- _EXERCISE TASK_:
Reproduce all entries word for word.

== MATERIALS PROVIDED ==

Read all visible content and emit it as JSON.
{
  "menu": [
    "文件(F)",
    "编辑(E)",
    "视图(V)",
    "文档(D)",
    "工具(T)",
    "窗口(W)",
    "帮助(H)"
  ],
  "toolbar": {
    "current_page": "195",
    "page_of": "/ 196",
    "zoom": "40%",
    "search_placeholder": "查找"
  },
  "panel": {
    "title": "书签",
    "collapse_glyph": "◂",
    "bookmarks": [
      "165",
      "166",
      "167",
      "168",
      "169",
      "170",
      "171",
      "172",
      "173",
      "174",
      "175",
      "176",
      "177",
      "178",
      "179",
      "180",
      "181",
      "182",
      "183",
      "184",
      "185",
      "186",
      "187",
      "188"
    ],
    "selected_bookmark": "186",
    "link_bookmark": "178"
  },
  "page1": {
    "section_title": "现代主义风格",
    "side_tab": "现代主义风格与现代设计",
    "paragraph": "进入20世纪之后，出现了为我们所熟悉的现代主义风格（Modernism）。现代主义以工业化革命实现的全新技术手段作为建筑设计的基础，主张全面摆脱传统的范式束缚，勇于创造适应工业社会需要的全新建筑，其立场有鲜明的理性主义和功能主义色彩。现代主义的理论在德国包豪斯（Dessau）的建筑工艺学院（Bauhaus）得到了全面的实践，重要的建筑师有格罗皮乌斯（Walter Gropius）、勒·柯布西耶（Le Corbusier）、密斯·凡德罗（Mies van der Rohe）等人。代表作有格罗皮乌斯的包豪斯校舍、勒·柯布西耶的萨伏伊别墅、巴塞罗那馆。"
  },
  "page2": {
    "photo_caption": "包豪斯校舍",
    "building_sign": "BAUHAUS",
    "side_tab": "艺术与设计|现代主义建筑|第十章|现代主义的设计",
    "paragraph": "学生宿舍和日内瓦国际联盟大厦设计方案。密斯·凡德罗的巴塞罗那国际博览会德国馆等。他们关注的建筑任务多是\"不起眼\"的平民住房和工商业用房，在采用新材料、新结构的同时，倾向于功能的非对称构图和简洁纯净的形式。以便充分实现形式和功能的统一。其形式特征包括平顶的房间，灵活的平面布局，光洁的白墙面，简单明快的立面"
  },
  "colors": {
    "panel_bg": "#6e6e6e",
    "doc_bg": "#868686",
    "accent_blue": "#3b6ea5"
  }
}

===

- _RESULT_:
Read all visible content and emit it as JSON.
{
  "menu": [
    "文件(F)",
    "编辑(E)",
    "视图(V)",
    "文档(D)",
    "工具(T)",
    "窗口(W)",
    "帮助(H)"
  ],
  "toolbar": {
    "current_page": "195",
    "page_of": "/ 196",
    "zoom": "40%",
    "search_placeholder": "查找"
  },
  "panel": {
    "title": "书签",
    "collapse_glyph": "◂",
    "bookmarks": [
      "165",
      "166",
      "167",
      "168",
      "169",
      "170",
      "171",
      "172",
      "173",
      "174",
      "175",
      "176",
      "177",
      "178",
      "179",
      "180",
      "181",
      "182",
      "183",
      "184",
      "185",
      "186",
      "187",
      "188"
    ],
    "selected_bookmark": "186",
    "link_bookmark": "178"
  },
  "page1": {
    "section_title": "现代主义风格",
    "side_tab": "现代主义风格与现代设计",
    "paragraph": "进入20世纪之后，出现了为我们所熟悉的现代主义风格（Modernism）。现代主义以工业化革命实现的全新技术手段作为建筑设计的基础，主张全面摆脱传统的范式束缚，勇于创造适应工业社会需要的全新建筑，其立场有鲜明的理性主义和功能主义色彩。现代主义的理论在德国包豪斯（Dessau）的建筑工艺学院（Bauhaus）得到了全面的实践，重要的建筑师有格罗皮乌斯（Walter Gropius）、勒·柯布西耶（Le Corbusier）、密斯·凡德罗（Mies van der Rohe）等人。代表作有格罗皮乌斯的包豪斯校舍、勒·柯布西耶的萨伏伊别墅、巴塞罗那馆。"
  },
  "page2": {
    "photo_caption": "包豪斯校舍",
    "building_sign": "BAUHAUS",
    "side_tab": "艺术与设计|现代主义建筑|第十章|现代主义的设计",
    "paragraph": "学生宿舍和日内瓦国际联盟大厦设计方案。密斯·凡德罗的巴塞罗那国际博览会德国馆等。他们关注的建筑任务多是\"不起眼\"的平民住房和工商业用房，在采用新材料、新结构的同时，倾向于功能的非对称构图和简洁纯净的形式。以便充分实现形式和功能的统一。其形式特征包括平顶的房间，灵活的平面布局，光洁的白墙面，简单明快的立面"
  },
  "colors": {
    "panel_bg": "#6e6e6e",
    "doc_bg": "#868686",
    "accent_blue": "#3b6ea5"
  }
}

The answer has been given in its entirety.